* Directions *
Each line below that contains "вопросы" counts once; report the total and nothing more.

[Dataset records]
>>>

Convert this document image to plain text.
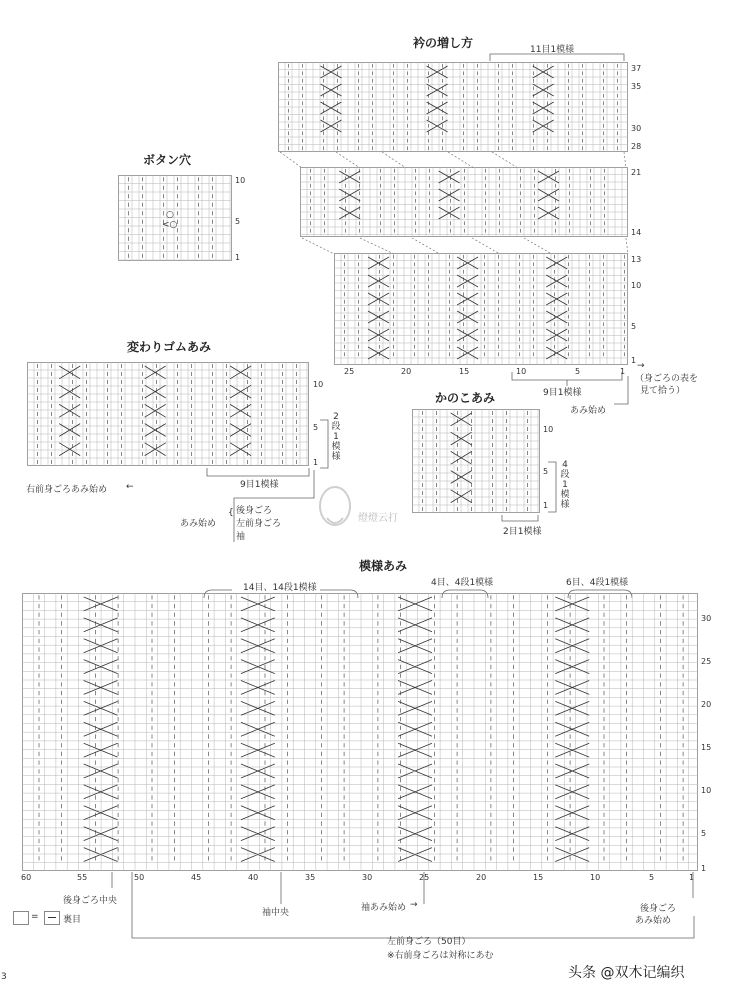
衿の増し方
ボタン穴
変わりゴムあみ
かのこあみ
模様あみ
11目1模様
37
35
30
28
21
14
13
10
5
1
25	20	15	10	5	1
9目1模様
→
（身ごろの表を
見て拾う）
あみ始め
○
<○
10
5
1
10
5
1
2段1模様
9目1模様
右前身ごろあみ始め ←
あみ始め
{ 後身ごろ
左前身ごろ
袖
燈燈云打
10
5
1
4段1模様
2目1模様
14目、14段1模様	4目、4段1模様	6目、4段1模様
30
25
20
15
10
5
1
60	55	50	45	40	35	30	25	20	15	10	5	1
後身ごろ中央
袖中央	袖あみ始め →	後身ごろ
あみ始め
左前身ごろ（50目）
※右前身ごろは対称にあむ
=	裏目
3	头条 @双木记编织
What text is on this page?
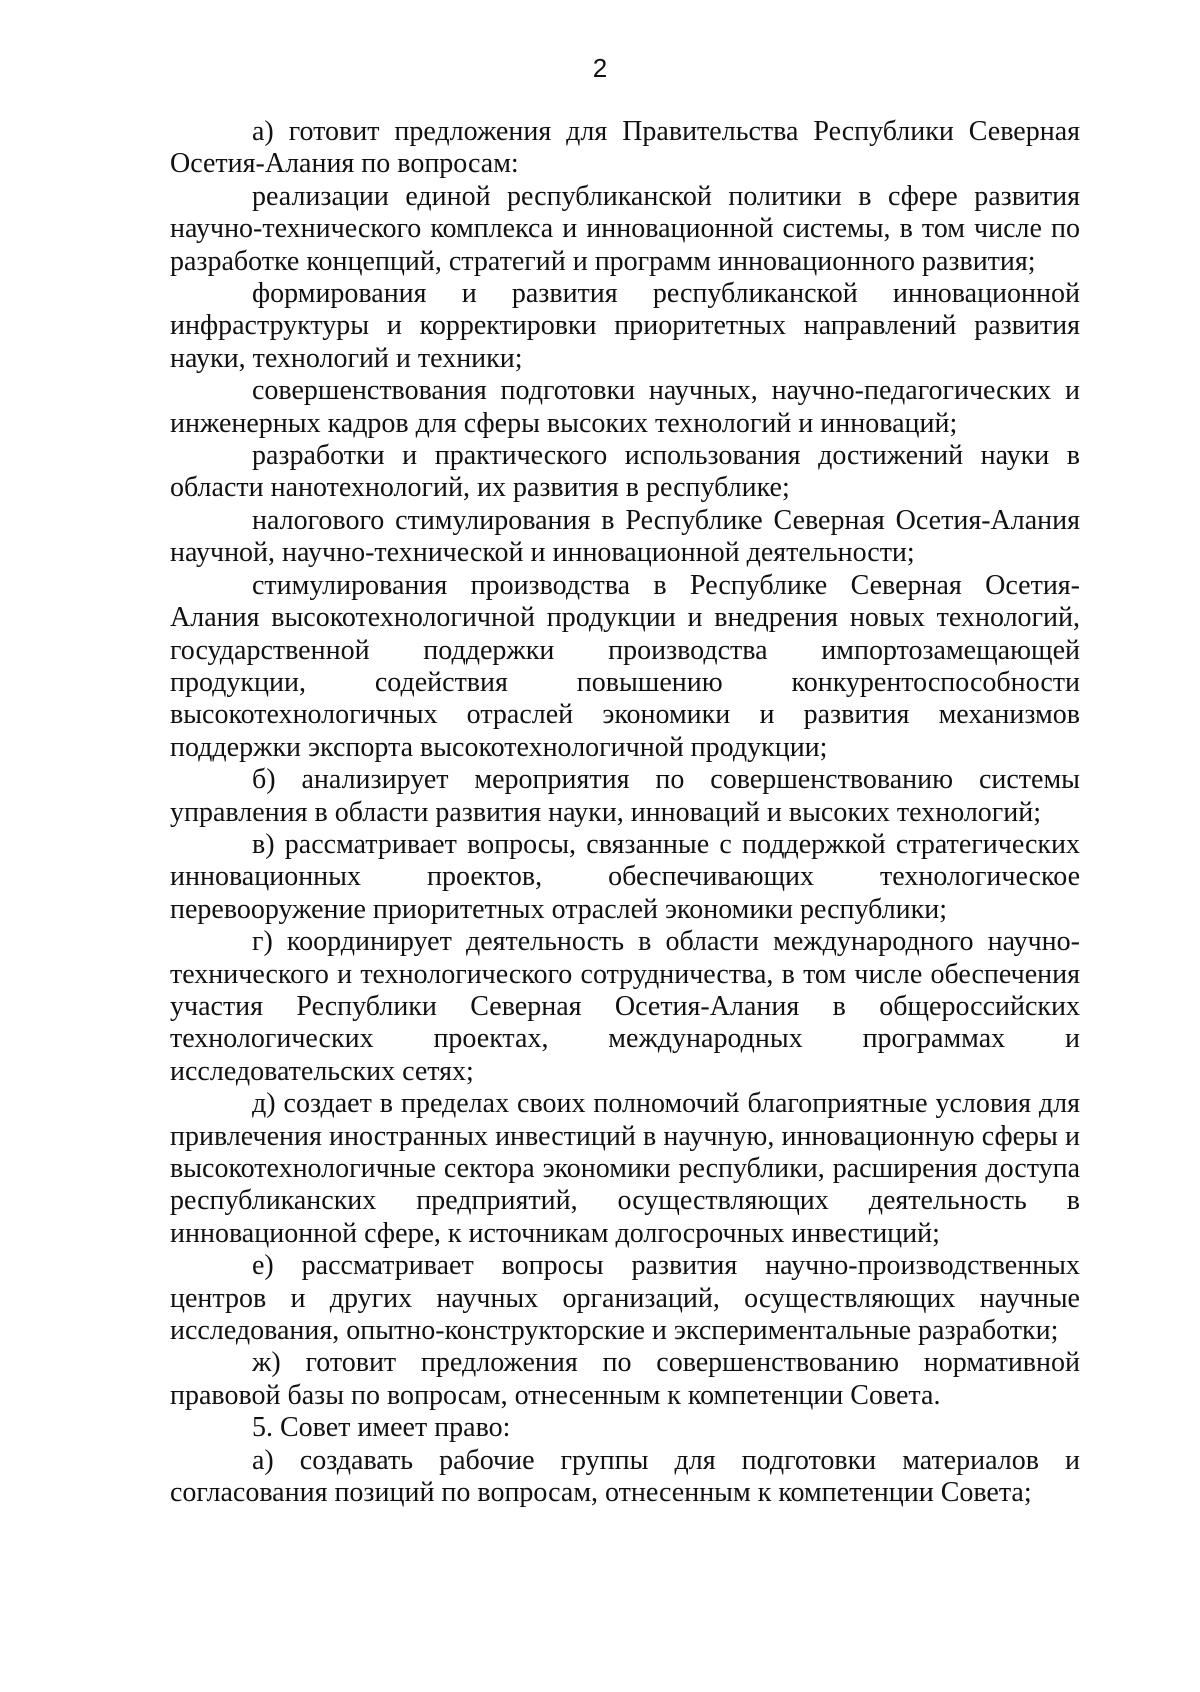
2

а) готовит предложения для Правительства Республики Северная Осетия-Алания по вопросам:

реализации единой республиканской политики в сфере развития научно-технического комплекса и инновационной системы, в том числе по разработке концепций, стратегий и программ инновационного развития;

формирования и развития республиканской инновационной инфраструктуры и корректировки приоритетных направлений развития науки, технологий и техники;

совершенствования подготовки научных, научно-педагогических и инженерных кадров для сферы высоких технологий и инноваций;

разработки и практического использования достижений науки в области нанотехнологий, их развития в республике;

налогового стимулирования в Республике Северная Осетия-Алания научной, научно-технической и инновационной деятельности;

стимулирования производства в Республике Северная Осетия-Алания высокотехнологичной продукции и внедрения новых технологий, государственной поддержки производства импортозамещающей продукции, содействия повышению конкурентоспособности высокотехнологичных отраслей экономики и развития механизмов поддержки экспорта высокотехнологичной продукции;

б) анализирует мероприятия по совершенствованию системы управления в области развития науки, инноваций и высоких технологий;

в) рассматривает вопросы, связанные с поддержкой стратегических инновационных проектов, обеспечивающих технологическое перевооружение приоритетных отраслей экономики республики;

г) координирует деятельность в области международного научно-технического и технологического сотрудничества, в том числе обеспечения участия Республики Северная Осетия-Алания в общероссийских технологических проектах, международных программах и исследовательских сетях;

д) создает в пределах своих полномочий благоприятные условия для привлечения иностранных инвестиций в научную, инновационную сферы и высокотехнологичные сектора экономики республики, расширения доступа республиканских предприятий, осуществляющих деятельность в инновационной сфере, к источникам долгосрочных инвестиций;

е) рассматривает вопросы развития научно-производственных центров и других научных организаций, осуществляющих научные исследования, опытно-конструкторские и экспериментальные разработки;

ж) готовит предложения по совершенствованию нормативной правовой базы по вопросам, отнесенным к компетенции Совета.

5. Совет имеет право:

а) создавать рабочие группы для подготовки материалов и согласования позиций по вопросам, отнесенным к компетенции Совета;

<<<
>>>

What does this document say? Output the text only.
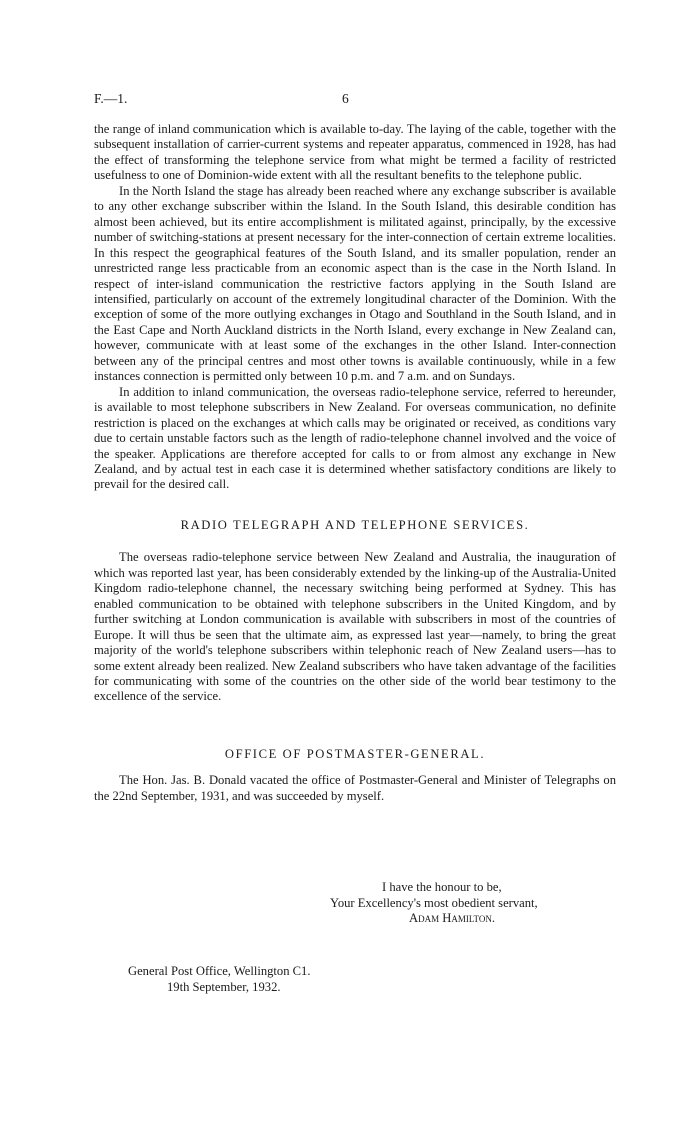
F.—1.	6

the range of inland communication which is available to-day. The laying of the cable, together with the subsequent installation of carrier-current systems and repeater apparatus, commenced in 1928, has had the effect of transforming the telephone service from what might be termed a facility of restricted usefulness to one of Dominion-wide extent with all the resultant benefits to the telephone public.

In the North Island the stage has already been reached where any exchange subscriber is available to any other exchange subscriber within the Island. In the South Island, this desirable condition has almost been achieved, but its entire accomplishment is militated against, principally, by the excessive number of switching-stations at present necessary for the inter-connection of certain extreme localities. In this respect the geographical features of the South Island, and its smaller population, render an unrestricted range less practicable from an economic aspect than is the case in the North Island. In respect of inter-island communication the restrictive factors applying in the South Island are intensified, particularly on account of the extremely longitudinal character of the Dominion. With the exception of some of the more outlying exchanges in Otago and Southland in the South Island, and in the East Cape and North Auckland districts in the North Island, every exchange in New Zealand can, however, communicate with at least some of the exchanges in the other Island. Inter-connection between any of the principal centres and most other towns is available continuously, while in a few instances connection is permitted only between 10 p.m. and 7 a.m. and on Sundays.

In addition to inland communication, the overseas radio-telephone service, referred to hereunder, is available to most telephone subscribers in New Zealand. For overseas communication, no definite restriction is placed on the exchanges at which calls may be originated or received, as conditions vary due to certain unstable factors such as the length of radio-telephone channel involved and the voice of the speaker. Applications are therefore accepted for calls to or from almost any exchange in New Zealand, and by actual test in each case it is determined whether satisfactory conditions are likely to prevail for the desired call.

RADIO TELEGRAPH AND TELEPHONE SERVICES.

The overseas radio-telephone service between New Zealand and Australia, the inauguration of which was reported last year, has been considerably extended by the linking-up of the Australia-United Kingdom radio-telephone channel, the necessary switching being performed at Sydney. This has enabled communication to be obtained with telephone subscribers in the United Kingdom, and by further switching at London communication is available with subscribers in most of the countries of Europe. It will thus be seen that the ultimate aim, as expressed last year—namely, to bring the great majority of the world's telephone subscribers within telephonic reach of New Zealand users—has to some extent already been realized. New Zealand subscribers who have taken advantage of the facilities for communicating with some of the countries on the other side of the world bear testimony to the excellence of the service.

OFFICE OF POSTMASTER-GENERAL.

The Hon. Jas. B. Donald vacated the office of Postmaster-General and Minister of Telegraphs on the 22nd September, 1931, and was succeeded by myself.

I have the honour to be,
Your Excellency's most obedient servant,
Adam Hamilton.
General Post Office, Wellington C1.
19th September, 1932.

<<<

* Exercise solution *
2